Required work: Reproduce the rows that follow verbatim, from the first row through the line containing "spam-rate-cell: 87.3% xyxy=(393,140,508,160)", including both, and give nothing beyond them.

________________

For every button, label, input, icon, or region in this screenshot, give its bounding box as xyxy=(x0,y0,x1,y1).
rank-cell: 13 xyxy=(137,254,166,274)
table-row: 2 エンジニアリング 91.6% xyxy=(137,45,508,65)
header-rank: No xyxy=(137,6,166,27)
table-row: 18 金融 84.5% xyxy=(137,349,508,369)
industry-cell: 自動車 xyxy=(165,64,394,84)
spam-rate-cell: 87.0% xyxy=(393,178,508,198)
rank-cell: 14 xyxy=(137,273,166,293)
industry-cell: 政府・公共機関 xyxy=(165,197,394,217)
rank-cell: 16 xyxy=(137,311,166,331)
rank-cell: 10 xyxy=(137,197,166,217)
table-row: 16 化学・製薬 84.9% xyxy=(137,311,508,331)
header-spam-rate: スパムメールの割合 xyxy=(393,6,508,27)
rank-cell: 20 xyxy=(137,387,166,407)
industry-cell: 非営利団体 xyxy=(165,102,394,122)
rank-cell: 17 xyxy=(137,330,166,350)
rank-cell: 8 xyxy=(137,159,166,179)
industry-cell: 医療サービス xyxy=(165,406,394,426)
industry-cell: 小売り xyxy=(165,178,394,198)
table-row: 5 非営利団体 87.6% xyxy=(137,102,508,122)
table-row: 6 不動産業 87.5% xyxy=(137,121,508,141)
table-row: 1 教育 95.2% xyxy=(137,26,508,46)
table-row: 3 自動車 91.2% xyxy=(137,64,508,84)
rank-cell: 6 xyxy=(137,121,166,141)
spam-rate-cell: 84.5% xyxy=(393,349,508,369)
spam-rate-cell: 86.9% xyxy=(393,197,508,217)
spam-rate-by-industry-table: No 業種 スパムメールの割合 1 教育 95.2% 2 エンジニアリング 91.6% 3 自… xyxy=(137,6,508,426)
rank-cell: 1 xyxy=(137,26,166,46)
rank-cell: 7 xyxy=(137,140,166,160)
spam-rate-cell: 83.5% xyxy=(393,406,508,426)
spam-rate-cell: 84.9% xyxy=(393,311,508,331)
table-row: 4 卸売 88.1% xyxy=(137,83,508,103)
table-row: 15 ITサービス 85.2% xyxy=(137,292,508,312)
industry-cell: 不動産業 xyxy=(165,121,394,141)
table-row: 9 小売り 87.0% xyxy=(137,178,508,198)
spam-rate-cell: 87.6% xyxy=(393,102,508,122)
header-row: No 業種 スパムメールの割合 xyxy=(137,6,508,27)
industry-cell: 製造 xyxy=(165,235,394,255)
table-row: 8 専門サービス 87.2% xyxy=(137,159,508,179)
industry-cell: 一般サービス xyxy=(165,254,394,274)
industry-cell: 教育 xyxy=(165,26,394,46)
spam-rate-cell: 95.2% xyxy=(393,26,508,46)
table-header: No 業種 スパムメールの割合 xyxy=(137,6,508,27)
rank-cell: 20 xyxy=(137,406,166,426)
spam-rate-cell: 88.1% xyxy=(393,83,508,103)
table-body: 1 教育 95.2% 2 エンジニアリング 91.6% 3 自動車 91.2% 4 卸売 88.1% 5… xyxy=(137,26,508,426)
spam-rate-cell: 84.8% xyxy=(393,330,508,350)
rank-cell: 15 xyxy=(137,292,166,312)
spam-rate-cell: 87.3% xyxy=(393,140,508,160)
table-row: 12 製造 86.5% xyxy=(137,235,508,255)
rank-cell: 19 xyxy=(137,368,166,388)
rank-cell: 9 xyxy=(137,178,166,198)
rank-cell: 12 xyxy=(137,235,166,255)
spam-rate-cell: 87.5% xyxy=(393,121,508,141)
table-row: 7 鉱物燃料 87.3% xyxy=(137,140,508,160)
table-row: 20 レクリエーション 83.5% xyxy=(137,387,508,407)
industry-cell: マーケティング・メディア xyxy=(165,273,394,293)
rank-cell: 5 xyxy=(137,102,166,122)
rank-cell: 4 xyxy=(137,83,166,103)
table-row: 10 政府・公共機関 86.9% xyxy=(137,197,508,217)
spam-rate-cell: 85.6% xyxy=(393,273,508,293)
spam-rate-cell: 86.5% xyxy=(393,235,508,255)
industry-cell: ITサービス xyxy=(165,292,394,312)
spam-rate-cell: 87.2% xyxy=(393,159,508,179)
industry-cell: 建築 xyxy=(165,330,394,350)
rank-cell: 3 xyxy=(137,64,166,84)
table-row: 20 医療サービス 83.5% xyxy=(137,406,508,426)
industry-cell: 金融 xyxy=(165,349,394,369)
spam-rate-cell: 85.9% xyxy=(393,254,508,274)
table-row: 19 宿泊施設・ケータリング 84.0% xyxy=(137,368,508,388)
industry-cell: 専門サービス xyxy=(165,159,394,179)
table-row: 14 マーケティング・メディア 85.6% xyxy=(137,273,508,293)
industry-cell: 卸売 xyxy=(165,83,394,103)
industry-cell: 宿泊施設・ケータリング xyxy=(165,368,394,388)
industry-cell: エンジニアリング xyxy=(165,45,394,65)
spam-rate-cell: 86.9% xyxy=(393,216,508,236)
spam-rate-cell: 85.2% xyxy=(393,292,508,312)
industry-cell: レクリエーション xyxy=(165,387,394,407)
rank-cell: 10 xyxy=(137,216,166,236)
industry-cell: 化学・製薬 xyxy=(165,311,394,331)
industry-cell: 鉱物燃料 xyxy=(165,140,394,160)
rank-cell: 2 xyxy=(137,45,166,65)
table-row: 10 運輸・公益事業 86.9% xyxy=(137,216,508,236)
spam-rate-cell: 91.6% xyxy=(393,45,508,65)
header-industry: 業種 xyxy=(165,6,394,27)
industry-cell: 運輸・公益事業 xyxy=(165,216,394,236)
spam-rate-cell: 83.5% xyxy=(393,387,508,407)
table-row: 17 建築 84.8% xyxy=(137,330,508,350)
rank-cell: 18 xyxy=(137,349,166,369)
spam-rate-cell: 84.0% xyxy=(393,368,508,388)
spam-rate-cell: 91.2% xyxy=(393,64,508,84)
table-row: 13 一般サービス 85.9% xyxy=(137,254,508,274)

________________

Answer to this task:
For every button, label, input, icon, or region in this screenshot, give its bounding box as xyxy=(x0,y0,x1,y1).
rank-cell: 13 xyxy=(137,254,166,274)
table-row: 2 エンジニアリング 91.6% xyxy=(137,45,508,65)
header-rank: No xyxy=(137,6,166,27)
table-row: 18 金融 84.5% xyxy=(137,349,508,369)
industry-cell: 自動車 xyxy=(165,64,394,84)
spam-rate-cell: 87.0% xyxy=(393,178,508,198)
rank-cell: 14 xyxy=(137,273,166,293)
industry-cell: 政府・公共機関 xyxy=(165,197,394,217)
rank-cell: 16 xyxy=(137,311,166,331)
rank-cell: 10 xyxy=(137,197,166,217)
table-row: 16 化学・製薬 84.9% xyxy=(137,311,508,331)
header-spam-rate: スパムメールの割合 xyxy=(393,6,508,27)
rank-cell: 20 xyxy=(137,387,166,407)
industry-cell: 非営利団体 xyxy=(165,102,394,122)
rank-cell: 17 xyxy=(137,330,166,350)
rank-cell: 8 xyxy=(137,159,166,179)
industry-cell: 医療サービス xyxy=(165,406,394,426)
industry-cell: 小売り xyxy=(165,178,394,198)
table-row: 5 非営利団体 87.6% xyxy=(137,102,508,122)
table-row: 6 不動産業 87.5% xyxy=(137,121,508,141)
table-row: 1 教育 95.2% xyxy=(137,26,508,46)
table-row: 3 自動車 91.2% xyxy=(137,64,508,84)
rank-cell: 6 xyxy=(137,121,166,141)
spam-rate-cell: 84.5% xyxy=(393,349,508,369)
spam-rate-cell: 86.9% xyxy=(393,197,508,217)
spam-rate-by-industry-table: No 業種 スパムメールの割合 1 教育 95.2% 2 エンジニアリング 91.6% 3 自… xyxy=(137,6,508,426)
rank-cell: 1 xyxy=(137,26,166,46)
rank-cell: 7 xyxy=(137,140,166,160)
spam-rate-cell: 83.5% xyxy=(393,406,508,426)
spam-rate-cell: 84.9% xyxy=(393,311,508,331)
table-row: 4 卸売 88.1% xyxy=(137,83,508,103)
table-row: 15 ITサービス 85.2% xyxy=(137,292,508,312)
industry-cell: 不動産業 xyxy=(165,121,394,141)
table-row: 9 小売り 87.0% xyxy=(137,178,508,198)
spam-rate-cell: 87.6% xyxy=(393,102,508,122)
header-row: No 業種 スパムメールの割合 xyxy=(137,6,508,27)
industry-cell: 製造 xyxy=(165,235,394,255)
table-row: 8 専門サービス 87.2% xyxy=(137,159,508,179)
industry-cell: 一般サービス xyxy=(165,254,394,274)
industry-cell: 教育 xyxy=(165,26,394,46)
spam-rate-cell: 95.2% xyxy=(393,26,508,46)
table-header: No 業種 スパムメールの割合 xyxy=(137,6,508,27)
rank-cell: 20 xyxy=(137,406,166,426)
spam-rate-cell: 88.1% xyxy=(393,83,508,103)
table-body: 1 教育 95.2% 2 エンジニアリング 91.6% 3 自動車 91.2% 4 卸売 88.1% 5… xyxy=(137,26,508,426)
spam-rate-cell: 84.8% xyxy=(393,330,508,350)
rank-cell: 15 xyxy=(137,292,166,312)
spam-rate-cell: 87.3% xyxy=(393,140,508,160)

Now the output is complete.